[STATED TASK] Reproduce the following material verbatim, keeping every line in its original order.

[MATERIAL PROVIDED]
- - - - -

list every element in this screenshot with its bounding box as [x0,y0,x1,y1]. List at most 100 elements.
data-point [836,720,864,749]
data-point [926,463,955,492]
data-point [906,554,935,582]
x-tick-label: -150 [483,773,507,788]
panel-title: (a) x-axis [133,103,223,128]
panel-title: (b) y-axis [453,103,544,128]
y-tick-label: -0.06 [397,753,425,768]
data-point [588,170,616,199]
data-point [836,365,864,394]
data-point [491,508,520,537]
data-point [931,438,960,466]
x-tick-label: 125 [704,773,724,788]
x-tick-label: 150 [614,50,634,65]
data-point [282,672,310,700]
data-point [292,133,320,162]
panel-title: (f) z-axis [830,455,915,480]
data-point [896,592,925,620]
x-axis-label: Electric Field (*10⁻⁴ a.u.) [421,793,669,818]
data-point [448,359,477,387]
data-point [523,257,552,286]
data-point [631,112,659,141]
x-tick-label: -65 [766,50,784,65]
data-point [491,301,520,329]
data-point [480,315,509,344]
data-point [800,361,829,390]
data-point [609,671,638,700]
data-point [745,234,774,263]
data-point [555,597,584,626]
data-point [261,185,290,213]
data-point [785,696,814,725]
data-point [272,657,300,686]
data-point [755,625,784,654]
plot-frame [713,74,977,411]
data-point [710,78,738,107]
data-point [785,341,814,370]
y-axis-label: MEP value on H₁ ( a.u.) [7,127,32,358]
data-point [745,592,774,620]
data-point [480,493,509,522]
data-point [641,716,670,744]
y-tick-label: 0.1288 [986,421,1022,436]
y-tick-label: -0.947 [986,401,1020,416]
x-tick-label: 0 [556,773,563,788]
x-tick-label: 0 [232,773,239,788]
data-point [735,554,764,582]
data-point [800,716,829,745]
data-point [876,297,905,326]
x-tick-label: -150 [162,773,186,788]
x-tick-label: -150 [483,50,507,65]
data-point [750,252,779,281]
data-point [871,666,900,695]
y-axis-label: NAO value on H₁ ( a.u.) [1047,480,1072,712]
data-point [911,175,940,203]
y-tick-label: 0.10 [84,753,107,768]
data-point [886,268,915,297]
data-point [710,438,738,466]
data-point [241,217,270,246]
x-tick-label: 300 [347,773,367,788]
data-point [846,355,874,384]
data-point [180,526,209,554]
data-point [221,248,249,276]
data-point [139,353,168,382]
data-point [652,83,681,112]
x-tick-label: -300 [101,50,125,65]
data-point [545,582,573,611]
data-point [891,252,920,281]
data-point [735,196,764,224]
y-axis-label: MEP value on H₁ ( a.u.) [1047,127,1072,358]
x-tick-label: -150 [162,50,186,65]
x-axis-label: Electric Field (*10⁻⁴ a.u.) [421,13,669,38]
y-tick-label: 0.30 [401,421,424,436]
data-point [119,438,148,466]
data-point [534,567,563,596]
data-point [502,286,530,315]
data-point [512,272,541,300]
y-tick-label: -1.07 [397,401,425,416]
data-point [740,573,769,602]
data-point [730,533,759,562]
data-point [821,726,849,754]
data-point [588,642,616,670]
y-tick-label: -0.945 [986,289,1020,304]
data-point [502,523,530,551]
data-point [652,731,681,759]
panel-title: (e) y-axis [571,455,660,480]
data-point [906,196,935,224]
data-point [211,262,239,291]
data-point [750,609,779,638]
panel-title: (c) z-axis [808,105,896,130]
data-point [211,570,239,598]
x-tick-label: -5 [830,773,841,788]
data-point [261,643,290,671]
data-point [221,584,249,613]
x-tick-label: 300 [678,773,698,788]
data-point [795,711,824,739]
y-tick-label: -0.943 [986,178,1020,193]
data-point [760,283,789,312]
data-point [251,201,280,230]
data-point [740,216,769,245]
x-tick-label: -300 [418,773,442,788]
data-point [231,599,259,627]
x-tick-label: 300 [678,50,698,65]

- - - - -

[ANSWER]
list every element in this screenshot with its bounding box as [x0,y0,x1,y1]. List at most 100 elements.
data-point [836,720,864,749]
data-point [926,463,955,492]
data-point [906,554,935,582]
x-tick-label: -150 [483,773,507,788]
panel-title: (a) x-axis [133,103,223,128]
panel-title: (b) y-axis [453,103,544,128]
y-tick-label: -0.06 [397,753,425,768]
data-point [588,170,616,199]
data-point [836,365,864,394]
data-point [491,508,520,537]
data-point [931,438,960,466]
x-tick-label: 125 [704,773,724,788]
x-tick-label: 150 [614,50,634,65]
data-point [282,672,310,700]
data-point [292,133,320,162]
panel-title: (f) z-axis [830,455,915,480]
data-point [896,592,925,620]
x-axis-label: Electric Field (*10⁻⁴ a.u.) [421,793,669,818]
data-point [448,359,477,387]
data-point [523,257,552,286]
data-point [631,112,659,141]
x-tick-label: -65 [766,50,784,65]
data-point [491,301,520,329]
data-point [480,315,509,344]
data-point [800,361,829,390]
data-point [609,671,638,700]
data-point [745,234,774,263]
data-point [555,597,584,626]
data-point [261,185,290,213]
data-point [785,696,814,725]
data-point [272,657,300,686]
data-point [755,625,784,654]
plot-frame [713,74,977,411]
data-point [710,78,738,107]
data-point [785,341,814,370]
y-axis-label: MEP value on H₁ ( a.u.) [7,127,32,358]
data-point [745,592,774,620]
data-point [480,493,509,522]
data-point [641,716,670,744]
y-tick-label: 0.1288 [986,421,1022,436]
y-tick-label: -0.947 [986,401,1020,416]
x-tick-label: 0 [556,773,563,788]
x-tick-label: 0 [232,773,239,788]
data-point [735,554,764,582]
data-point [800,716,829,745]
data-point [876,297,905,326]
x-tick-label: -150 [162,773,186,788]
x-tick-label: -150 [483,50,507,65]
data-point [750,252,779,281]
data-point [871,666,900,695]
y-axis-label: NAO value on H₁ ( a.u.) [1047,480,1072,712]
data-point [911,175,940,203]
y-tick-label: 0.10 [84,753,107,768]
data-point [886,268,915,297]
data-point [710,438,738,466]
data-point [241,217,270,246]
x-tick-label: 300 [347,773,367,788]
data-point [846,355,874,384]
data-point [180,526,209,554]
data-point [221,248,249,276]
data-point [139,353,168,382]
data-point [652,83,681,112]
x-tick-label: -300 [101,50,125,65]
data-point [545,582,573,611]
data-point [891,252,920,281]
data-point [735,196,764,224]
y-axis-label: MEP value on H₁ ( a.u.) [1047,127,1072,358]
x-tick-label: -150 [162,50,186,65]
x-axis-label: Electric Field (*10⁻⁴ a.u.) [421,13,669,38]
y-tick-label: 0.30 [401,421,424,436]
data-point [119,438,148,466]
data-point [534,567,563,596]
data-point [502,286,530,315]
data-point [512,272,541,300]
y-tick-label: -1.07 [397,401,425,416]
data-point [740,573,769,602]
data-point [730,533,759,562]
data-point [821,726,849,754]
data-point [588,642,616,670]
y-tick-label: -0.945 [986,289,1020,304]
data-point [502,523,530,551]
data-point [652,731,681,759]
panel-title: (e) y-axis [571,455,660,480]
data-point [906,196,935,224]
data-point [211,262,239,291]
data-point [750,609,779,638]
panel-title: (c) z-axis [808,105,896,130]
data-point [211,570,239,598]
x-tick-label: -5 [830,773,841,788]
data-point [261,643,290,671]
data-point [221,584,249,613]
x-tick-label: 300 [678,773,698,788]
data-point [795,711,824,739]
y-tick-label: -0.943 [986,178,1020,193]
data-point [760,283,789,312]
data-point [251,201,280,230]
data-point [740,216,769,245]
x-tick-label: -300 [418,773,442,788]
data-point [231,599,259,627]
x-tick-label: 300 [678,50,698,65]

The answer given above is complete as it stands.